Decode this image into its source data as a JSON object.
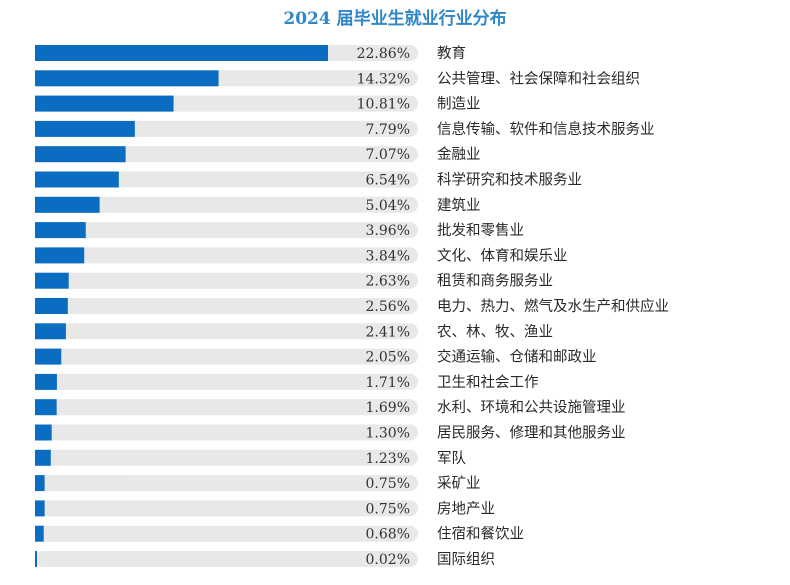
{
  "chart_data": {
    "type": "bar",
    "orientation": "horizontal",
    "title": "2024 届毕业生就业行业分布",
    "xlim": [
      0,
      30
    ],
    "grid": false,
    "legend": "none",
    "colors": {
      "bar": "#0a6dc2",
      "track": "#e8e8e8",
      "title": "#2f86c8"
    },
    "categories": [
      "教育",
      "公共管理、社会保障和社会组织",
      "制造业",
      "信息传输、软件和信息技术服务业",
      "金融业",
      "科学研究和技术服务业",
      "建筑业",
      "批发和零售业",
      "文化、体育和娱乐业",
      "租赁和商务服务业",
      "电力、热力、燃气及水生产和供应业",
      "农、林、牧、渔业",
      "交通运输、仓储和邮政业",
      "卫生和社会工作",
      "水利、环境和公共设施管理业",
      "居民服务、修理和其他服务业",
      "军队",
      "采矿业",
      "房地产业",
      "住宿和餐饮业",
      "国际组织"
    ],
    "values": [
      22.86,
      14.32,
      10.81,
      7.79,
      7.07,
      6.54,
      5.04,
      3.96,
      3.84,
      2.63,
      2.56,
      2.41,
      2.05,
      1.71,
      1.69,
      1.3,
      1.23,
      0.75,
      0.75,
      0.68,
      0.02
    ],
    "labels": [
      "22.86%",
      "14.32%",
      "10.81%",
      "7.79%",
      "7.07%",
      "6.54%",
      "5.04%",
      "3.96%",
      "3.84%",
      "2.63%",
      "2.56%",
      "2.41%",
      "2.05%",
      "1.71%",
      "1.69%",
      "1.30%",
      "1.23%",
      "0.75%",
      "0.75%",
      "0.68%",
      "0.02%"
    ]
  }
}
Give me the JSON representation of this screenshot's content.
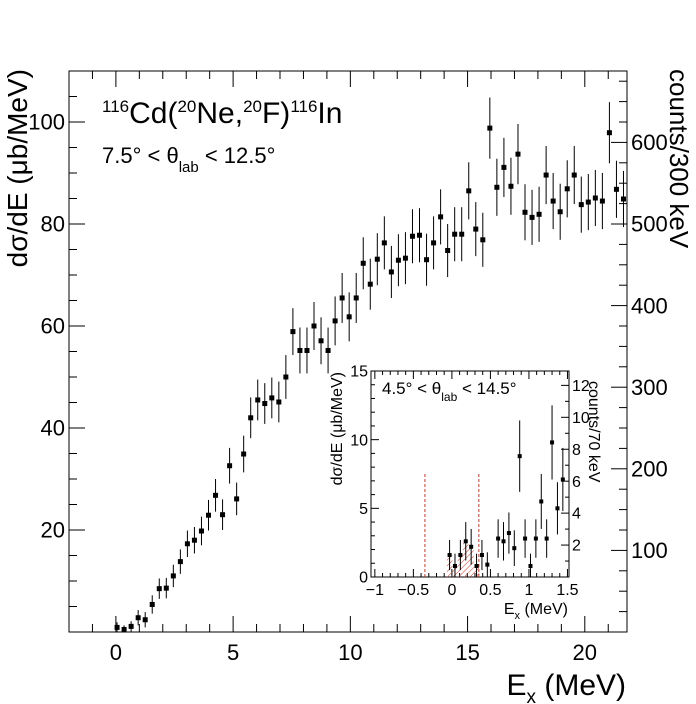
{
  "chart_data": [
    {
      "type": "scatter",
      "name": "main",
      "title": "",
      "reaction": {
        "a1": "116",
        "t1": "Cd(",
        "a2": "20",
        "t2": "Ne,",
        "a3": "20",
        "t3": "F)",
        "a4": "116",
        "t4": "In"
      },
      "angle": {
        "pre": "7.5° < θ",
        "sub": "lab",
        "post": " < 12.5°"
      },
      "xlabel": {
        "main": "E",
        "sub": "x",
        "rest": " (MeV)"
      },
      "ylabel": "dσ/dE (μb/MeV)",
      "y2label": "counts/300 keV",
      "xlim": [
        -2,
        21.8
      ],
      "ylim": [
        0,
        110
      ],
      "xticks": [
        0,
        5,
        10,
        15,
        20
      ],
      "yticks": [
        20,
        40,
        60,
        80,
        100
      ],
      "y2lim": [
        0,
        687.5
      ],
      "y2ticks": [
        100,
        200,
        300,
        400,
        500,
        600
      ],
      "series": [
        {
          "name": "data",
          "points": [
            {
              "x": 0.05,
              "y": 0.9,
              "err": 1.0
            },
            {
              "x": 0.35,
              "y": 0.5,
              "err": 0.8
            },
            {
              "x": 0.65,
              "y": 1.1,
              "err": 1.0
            },
            {
              "x": 0.95,
              "y": 2.8,
              "err": 1.5
            },
            {
              "x": 1.25,
              "y": 2.4,
              "err": 1.5
            },
            {
              "x": 1.55,
              "y": 5.4,
              "err": 1.8
            },
            {
              "x": 1.85,
              "y": 8.5,
              "err": 2.0
            },
            {
              "x": 2.15,
              "y": 8.6,
              "err": 2.0
            },
            {
              "x": 2.45,
              "y": 11.0,
              "err": 2.2
            },
            {
              "x": 2.75,
              "y": 13.8,
              "err": 2.4
            },
            {
              "x": 3.05,
              "y": 17.3,
              "err": 2.6
            },
            {
              "x": 3.35,
              "y": 18.0,
              "err": 2.6
            },
            {
              "x": 3.65,
              "y": 19.8,
              "err": 2.8
            },
            {
              "x": 3.95,
              "y": 22.9,
              "err": 3.0
            },
            {
              "x": 4.25,
              "y": 26.8,
              "err": 3.2
            },
            {
              "x": 4.55,
              "y": 23.0,
              "err": 3.0
            },
            {
              "x": 4.85,
              "y": 32.6,
              "err": 3.5
            },
            {
              "x": 5.15,
              "y": 26.1,
              "err": 3.2
            },
            {
              "x": 5.45,
              "y": 34.9,
              "err": 3.6
            },
            {
              "x": 5.75,
              "y": 42.0,
              "err": 4.0
            },
            {
              "x": 6.05,
              "y": 45.5,
              "err": 4.0
            },
            {
              "x": 6.35,
              "y": 44.8,
              "err": 4.0
            },
            {
              "x": 6.65,
              "y": 45.9,
              "err": 4.0
            },
            {
              "x": 6.95,
              "y": 45.1,
              "err": 4.0
            },
            {
              "x": 7.25,
              "y": 50.0,
              "err": 4.3
            },
            {
              "x": 7.55,
              "y": 58.9,
              "err": 4.6
            },
            {
              "x": 7.85,
              "y": 55.2,
              "err": 4.5
            },
            {
              "x": 8.15,
              "y": 55.2,
              "err": 4.5
            },
            {
              "x": 8.45,
              "y": 60.0,
              "err": 4.7
            },
            {
              "x": 8.75,
              "y": 57.1,
              "err": 4.6
            },
            {
              "x": 9.05,
              "y": 55.2,
              "err": 4.5
            },
            {
              "x": 9.35,
              "y": 61.0,
              "err": 4.8
            },
            {
              "x": 9.65,
              "y": 65.5,
              "err": 4.9
            },
            {
              "x": 9.95,
              "y": 61.8,
              "err": 4.8
            },
            {
              "x": 10.25,
              "y": 65.5,
              "err": 4.9
            },
            {
              "x": 10.55,
              "y": 72.3,
              "err": 5.1
            },
            {
              "x": 10.85,
              "y": 68.2,
              "err": 5.0
            },
            {
              "x": 11.15,
              "y": 73.1,
              "err": 5.1
            },
            {
              "x": 11.45,
              "y": 76.3,
              "err": 5.2
            },
            {
              "x": 11.75,
              "y": 70.6,
              "err": 5.1
            },
            {
              "x": 12.05,
              "y": 72.9,
              "err": 5.1
            },
            {
              "x": 12.35,
              "y": 73.3,
              "err": 5.1
            },
            {
              "x": 12.65,
              "y": 77.6,
              "err": 5.3
            },
            {
              "x": 12.95,
              "y": 77.8,
              "err": 5.3
            },
            {
              "x": 13.25,
              "y": 73.0,
              "err": 5.1
            },
            {
              "x": 13.55,
              "y": 76.3,
              "err": 5.2
            },
            {
              "x": 13.85,
              "y": 81.4,
              "err": 5.4
            },
            {
              "x": 14.15,
              "y": 74.8,
              "err": 5.2
            },
            {
              "x": 14.45,
              "y": 78.0,
              "err": 5.3
            },
            {
              "x": 14.75,
              "y": 78.0,
              "err": 5.3
            },
            {
              "x": 15.05,
              "y": 86.5,
              "err": 5.6
            },
            {
              "x": 15.35,
              "y": 79.0,
              "err": 5.3
            },
            {
              "x": 15.65,
              "y": 76.9,
              "err": 5.3
            },
            {
              "x": 15.95,
              "y": 98.8,
              "err": 6.0
            },
            {
              "x": 16.25,
              "y": 87.2,
              "err": 5.6
            },
            {
              "x": 16.55,
              "y": 91.1,
              "err": 5.8
            },
            {
              "x": 16.85,
              "y": 87.4,
              "err": 5.6
            },
            {
              "x": 17.15,
              "y": 93.7,
              "err": 5.9
            },
            {
              "x": 17.45,
              "y": 82.3,
              "err": 5.5
            },
            {
              "x": 17.75,
              "y": 81.3,
              "err": 5.4
            },
            {
              "x": 18.05,
              "y": 81.9,
              "err": 5.4
            },
            {
              "x": 18.35,
              "y": 89.6,
              "err": 5.7
            },
            {
              "x": 18.65,
              "y": 84.5,
              "err": 5.5
            },
            {
              "x": 18.95,
              "y": 82.4,
              "err": 5.5
            },
            {
              "x": 19.25,
              "y": 86.9,
              "err": 5.6
            },
            {
              "x": 19.55,
              "y": 89.6,
              "err": 5.7
            },
            {
              "x": 19.85,
              "y": 83.8,
              "err": 5.5
            },
            {
              "x": 20.15,
              "y": 84.3,
              "err": 5.5
            },
            {
              "x": 20.45,
              "y": 85.1,
              "err": 5.5
            },
            {
              "x": 20.75,
              "y": 84.5,
              "err": 5.5
            },
            {
              "x": 21.05,
              "y": 97.9,
              "err": 6.0
            },
            {
              "x": 21.35,
              "y": 86.8,
              "err": 5.6
            },
            {
              "x": 21.65,
              "y": 84.9,
              "err": 5.5
            }
          ]
        }
      ]
    },
    {
      "type": "scatter",
      "name": "inset",
      "angle": {
        "pre": "4.5° < θ",
        "sub": "lab",
        "post": " < 14.5°"
      },
      "xlabel": {
        "main": "E",
        "sub": "x",
        "rest": " (MeV)"
      },
      "ylabel": "dσ/dE (μb/MeV)",
      "y2label": "counts/70 keV",
      "xlim": [
        -1.05,
        1.52
      ],
      "ylim": [
        0,
        15
      ],
      "xticks": [
        -1,
        -0.5,
        0,
        0.5,
        1,
        1.5
      ],
      "xticklabels": [
        "−1",
        "−0.5",
        "0",
        "0.5",
        "1",
        "1.5"
      ],
      "yticks": [
        0,
        5,
        10,
        15
      ],
      "y2lim": [
        0,
        12.9
      ],
      "y2ticks": [
        2,
        4,
        6,
        8,
        10,
        12
      ],
      "dashed_lines_x": [
        -0.35,
        0.35
      ],
      "dashed_lines_top": 7.5,
      "series": [
        {
          "name": "data",
          "points": [
            {
              "x": -0.03,
              "y": 1.6,
              "err": 1.1
            },
            {
              "x": 0.04,
              "y": 0.8,
              "err": 0.9
            },
            {
              "x": 0.11,
              "y": 1.6,
              "err": 1.1
            },
            {
              "x": 0.18,
              "y": 2.6,
              "err": 1.4
            },
            {
              "x": 0.25,
              "y": 2.2,
              "err": 1.3
            },
            {
              "x": 0.32,
              "y": 0.8,
              "err": 0.9
            },
            {
              "x": 0.39,
              "y": 1.6,
              "err": 1.1
            },
            {
              "x": 0.46,
              "y": 0.9,
              "err": 0.9
            },
            {
              "x": 0.6,
              "y": 2.8,
              "err": 1.4
            },
            {
              "x": 0.67,
              "y": 2.6,
              "err": 1.4
            },
            {
              "x": 0.74,
              "y": 3.2,
              "err": 1.5
            },
            {
              "x": 0.81,
              "y": 2.1,
              "err": 1.3
            },
            {
              "x": 0.88,
              "y": 8.8,
              "err": 2.6
            },
            {
              "x": 0.95,
              "y": 2.8,
              "err": 1.4
            },
            {
              "x": 1.02,
              "y": 0.8,
              "err": 0.9
            },
            {
              "x": 1.09,
              "y": 2.8,
              "err": 1.4
            },
            {
              "x": 1.16,
              "y": 5.5,
              "err": 2.0
            },
            {
              "x": 1.23,
              "y": 2.8,
              "err": 1.4
            },
            {
              "x": 1.3,
              "y": 9.8,
              "err": 2.7
            },
            {
              "x": 1.37,
              "y": 5.0,
              "err": 1.9
            },
            {
              "x": 1.44,
              "y": 7.1,
              "err": 2.3
            }
          ]
        }
      ],
      "hatched_bins": [
        {
          "x": -0.03,
          "y": 1.6
        },
        {
          "x": 0.04,
          "y": 0.8
        },
        {
          "x": 0.11,
          "y": 1.6
        },
        {
          "x": 0.18,
          "y": 2.6
        },
        {
          "x": 0.25,
          "y": 2.2
        },
        {
          "x": 0.32,
          "y": 0.8
        }
      ],
      "hatched_bin_width": 0.07
    }
  ]
}
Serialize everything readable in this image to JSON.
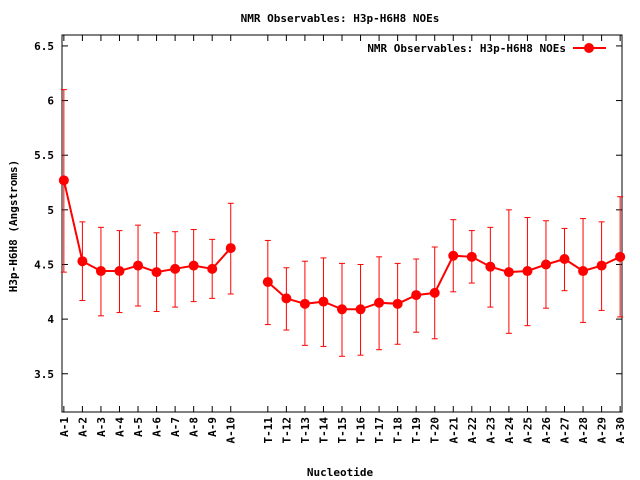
{
  "chart_data": {
    "type": "line",
    "title": "NMR Observables: H3p-H6H8 NOEs",
    "xlabel": "Nucleotide",
    "ylabel": "H3p-H6H8 (Angstroms)",
    "ylim": [
      3.15,
      6.6
    ],
    "yticks": [
      "3.5",
      "4",
      "4.5",
      "5",
      "5.5",
      "6",
      "6.5"
    ],
    "legend_position": "top-right",
    "grid": false,
    "series": [
      {
        "name": "NMR Observables: H3p-H6H8 NOEs",
        "color": "#ff0000",
        "segments": [
          [
            {
              "x": 1,
              "label": "A-1",
              "y": 5.27,
              "low": 4.43,
              "high": 6.1
            },
            {
              "x": 2,
              "label": "A-2",
              "y": 4.53,
              "low": 4.17,
              "high": 4.89
            },
            {
              "x": 3,
              "label": "A-3",
              "y": 4.44,
              "low": 4.03,
              "high": 4.84
            },
            {
              "x": 4,
              "label": "A-4",
              "y": 4.44,
              "low": 4.06,
              "high": 4.81
            },
            {
              "x": 5,
              "label": "A-5",
              "y": 4.49,
              "low": 4.12,
              "high": 4.86
            },
            {
              "x": 6,
              "label": "A-6",
              "y": 4.43,
              "low": 4.07,
              "high": 4.79
            },
            {
              "x": 7,
              "label": "A-7",
              "y": 4.46,
              "low": 4.11,
              "high": 4.8
            },
            {
              "x": 8,
              "label": "A-8",
              "y": 4.49,
              "low": 4.16,
              "high": 4.82
            },
            {
              "x": 9,
              "label": "A-9",
              "y": 4.46,
              "low": 4.19,
              "high": 4.73
            },
            {
              "x": 10,
              "label": "A-10",
              "y": 4.65,
              "low": 4.23,
              "high": 5.06
            }
          ],
          [
            {
              "x": 12,
              "label": "T-11",
              "y": 4.34,
              "low": 3.95,
              "high": 4.72
            },
            {
              "x": 13,
              "label": "T-12",
              "y": 4.19,
              "low": 3.9,
              "high": 4.47
            },
            {
              "x": 14,
              "label": "T-13",
              "y": 4.14,
              "low": 3.76,
              "high": 4.53
            },
            {
              "x": 15,
              "label": "T-14",
              "y": 4.16,
              "low": 3.75,
              "high": 4.56
            },
            {
              "x": 16,
              "label": "T-15",
              "y": 4.09,
              "low": 3.66,
              "high": 4.51
            },
            {
              "x": 17,
              "label": "T-16",
              "y": 4.09,
              "low": 3.67,
              "high": 4.5
            },
            {
              "x": 18,
              "label": "T-17",
              "y": 4.15,
              "low": 3.72,
              "high": 4.57
            },
            {
              "x": 19,
              "label": "T-18",
              "y": 4.14,
              "low": 3.77,
              "high": 4.51
            },
            {
              "x": 20,
              "label": "T-19",
              "y": 4.22,
              "low": 3.88,
              "high": 4.55
            },
            {
              "x": 21,
              "label": "T-20",
              "y": 4.24,
              "low": 3.82,
              "high": 4.66
            },
            {
              "x": 22,
              "label": "A-21",
              "y": 4.58,
              "low": 4.25,
              "high": 4.91
            },
            {
              "x": 23,
              "label": "A-22",
              "y": 4.57,
              "low": 4.33,
              "high": 4.81
            },
            {
              "x": 24,
              "label": "A-23",
              "y": 4.48,
              "low": 4.11,
              "high": 4.84
            },
            {
              "x": 25,
              "label": "A-24",
              "y": 4.43,
              "low": 3.87,
              "high": 5.0
            },
            {
              "x": 26,
              "label": "A-25",
              "y": 4.44,
              "low": 3.94,
              "high": 4.93
            },
            {
              "x": 27,
              "label": "A-26",
              "y": 4.5,
              "low": 4.1,
              "high": 4.9
            },
            {
              "x": 28,
              "label": "A-27",
              "y": 4.55,
              "low": 4.26,
              "high": 4.83
            },
            {
              "x": 29,
              "label": "A-28",
              "y": 4.44,
              "low": 3.97,
              "high": 4.92
            },
            {
              "x": 30,
              "label": "A-29",
              "y": 4.49,
              "low": 4.08,
              "high": 4.89
            },
            {
              "x": 31,
              "label": "A-30",
              "y": 4.57,
              "low": 4.02,
              "high": 5.12
            }
          ]
        ]
      }
    ]
  }
}
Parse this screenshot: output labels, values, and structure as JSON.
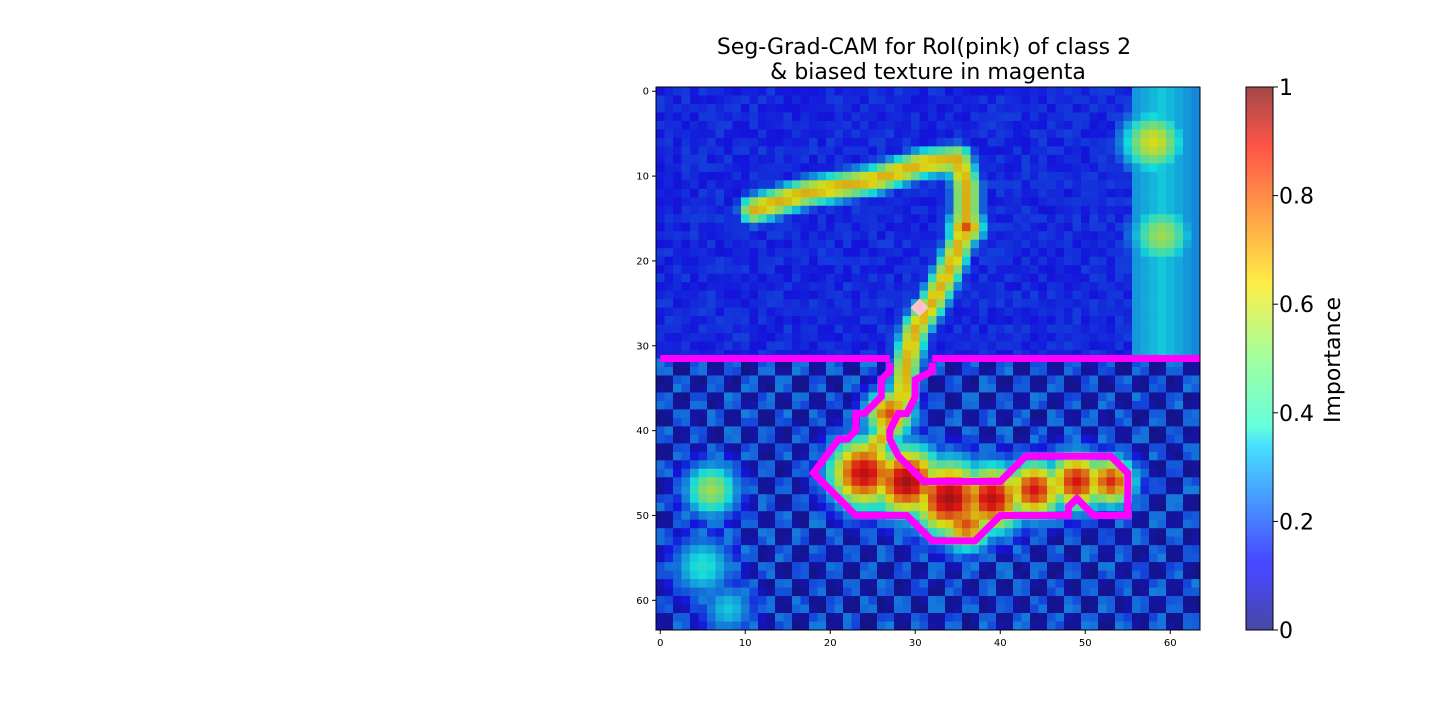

**Task directions:** Make a tally of the lines in this data that include the string "counts", and answer with that tally alone.

**Problem solution:** 2